* **Raw records**

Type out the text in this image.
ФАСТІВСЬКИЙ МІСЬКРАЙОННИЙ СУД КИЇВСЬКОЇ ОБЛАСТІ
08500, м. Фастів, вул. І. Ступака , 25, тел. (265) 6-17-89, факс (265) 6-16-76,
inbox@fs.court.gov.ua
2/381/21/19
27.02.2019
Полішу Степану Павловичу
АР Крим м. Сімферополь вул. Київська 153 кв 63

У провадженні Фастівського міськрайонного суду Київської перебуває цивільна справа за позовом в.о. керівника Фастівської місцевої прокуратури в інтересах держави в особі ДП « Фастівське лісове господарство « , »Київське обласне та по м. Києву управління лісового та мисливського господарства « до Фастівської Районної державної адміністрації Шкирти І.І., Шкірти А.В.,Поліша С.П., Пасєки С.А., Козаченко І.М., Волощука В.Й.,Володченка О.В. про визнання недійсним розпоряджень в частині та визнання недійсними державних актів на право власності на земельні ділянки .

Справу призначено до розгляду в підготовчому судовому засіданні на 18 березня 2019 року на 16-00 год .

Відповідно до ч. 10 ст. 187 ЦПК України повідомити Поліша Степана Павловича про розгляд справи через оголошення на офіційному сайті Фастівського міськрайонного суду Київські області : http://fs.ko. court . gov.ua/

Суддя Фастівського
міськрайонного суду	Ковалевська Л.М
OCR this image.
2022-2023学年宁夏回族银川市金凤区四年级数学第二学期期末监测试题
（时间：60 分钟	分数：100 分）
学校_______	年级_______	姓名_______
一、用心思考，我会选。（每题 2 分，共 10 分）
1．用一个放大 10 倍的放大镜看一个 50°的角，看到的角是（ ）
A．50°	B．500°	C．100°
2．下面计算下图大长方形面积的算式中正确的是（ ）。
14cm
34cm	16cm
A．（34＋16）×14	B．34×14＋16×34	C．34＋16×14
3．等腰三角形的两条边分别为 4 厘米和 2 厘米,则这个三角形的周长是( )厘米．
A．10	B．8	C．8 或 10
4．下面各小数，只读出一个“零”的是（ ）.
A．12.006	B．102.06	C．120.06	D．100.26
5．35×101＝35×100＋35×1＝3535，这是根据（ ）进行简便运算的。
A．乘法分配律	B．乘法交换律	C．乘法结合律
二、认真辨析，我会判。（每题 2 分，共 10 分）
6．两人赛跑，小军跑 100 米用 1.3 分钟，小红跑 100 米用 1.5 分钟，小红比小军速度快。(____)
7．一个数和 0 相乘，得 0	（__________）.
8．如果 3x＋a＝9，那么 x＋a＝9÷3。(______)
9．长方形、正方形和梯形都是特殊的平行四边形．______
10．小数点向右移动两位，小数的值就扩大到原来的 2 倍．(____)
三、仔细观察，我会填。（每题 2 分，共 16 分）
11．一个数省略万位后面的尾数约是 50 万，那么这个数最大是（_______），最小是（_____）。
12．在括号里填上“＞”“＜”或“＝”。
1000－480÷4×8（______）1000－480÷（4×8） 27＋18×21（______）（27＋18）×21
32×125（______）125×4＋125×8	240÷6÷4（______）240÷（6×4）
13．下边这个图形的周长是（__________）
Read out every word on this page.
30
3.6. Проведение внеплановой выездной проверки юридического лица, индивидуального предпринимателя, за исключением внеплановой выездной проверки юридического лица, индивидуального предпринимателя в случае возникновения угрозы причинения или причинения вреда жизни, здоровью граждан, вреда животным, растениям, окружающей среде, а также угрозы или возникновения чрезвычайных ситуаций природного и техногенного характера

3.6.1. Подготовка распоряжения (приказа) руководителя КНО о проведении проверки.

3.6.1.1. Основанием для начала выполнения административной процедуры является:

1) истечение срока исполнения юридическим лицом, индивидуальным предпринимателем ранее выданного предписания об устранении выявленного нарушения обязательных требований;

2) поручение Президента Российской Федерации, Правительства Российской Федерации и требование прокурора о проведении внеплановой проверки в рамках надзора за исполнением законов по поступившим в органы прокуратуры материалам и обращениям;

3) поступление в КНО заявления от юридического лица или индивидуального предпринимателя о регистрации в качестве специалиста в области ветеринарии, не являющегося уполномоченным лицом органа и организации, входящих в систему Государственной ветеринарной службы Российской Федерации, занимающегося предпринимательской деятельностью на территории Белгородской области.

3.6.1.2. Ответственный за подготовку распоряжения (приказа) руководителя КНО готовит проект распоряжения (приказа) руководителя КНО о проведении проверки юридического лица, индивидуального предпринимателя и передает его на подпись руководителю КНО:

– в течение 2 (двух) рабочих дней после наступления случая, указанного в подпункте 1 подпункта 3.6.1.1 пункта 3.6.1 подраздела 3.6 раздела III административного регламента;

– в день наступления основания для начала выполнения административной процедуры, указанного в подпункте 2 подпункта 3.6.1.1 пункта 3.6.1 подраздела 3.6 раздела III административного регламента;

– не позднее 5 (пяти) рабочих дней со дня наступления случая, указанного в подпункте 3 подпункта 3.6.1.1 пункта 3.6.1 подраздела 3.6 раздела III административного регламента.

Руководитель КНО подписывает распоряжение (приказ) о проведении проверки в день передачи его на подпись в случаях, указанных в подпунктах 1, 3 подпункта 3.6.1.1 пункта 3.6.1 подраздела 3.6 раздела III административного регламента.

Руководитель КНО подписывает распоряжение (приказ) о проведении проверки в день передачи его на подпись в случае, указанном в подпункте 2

* **Task details**
Go through the material line by line. Show each line that contains the string "административной".

* **Reply**
3.6.1.1. Основанием для начала выполнения административной процедуры является:
– в день наступления основания для начала выполнения административной процедуры, указанного в подпункте 2 подпункта 3.6.1.1 пункта 3.6.1 подраздела 3.6 раздела III административного регламента;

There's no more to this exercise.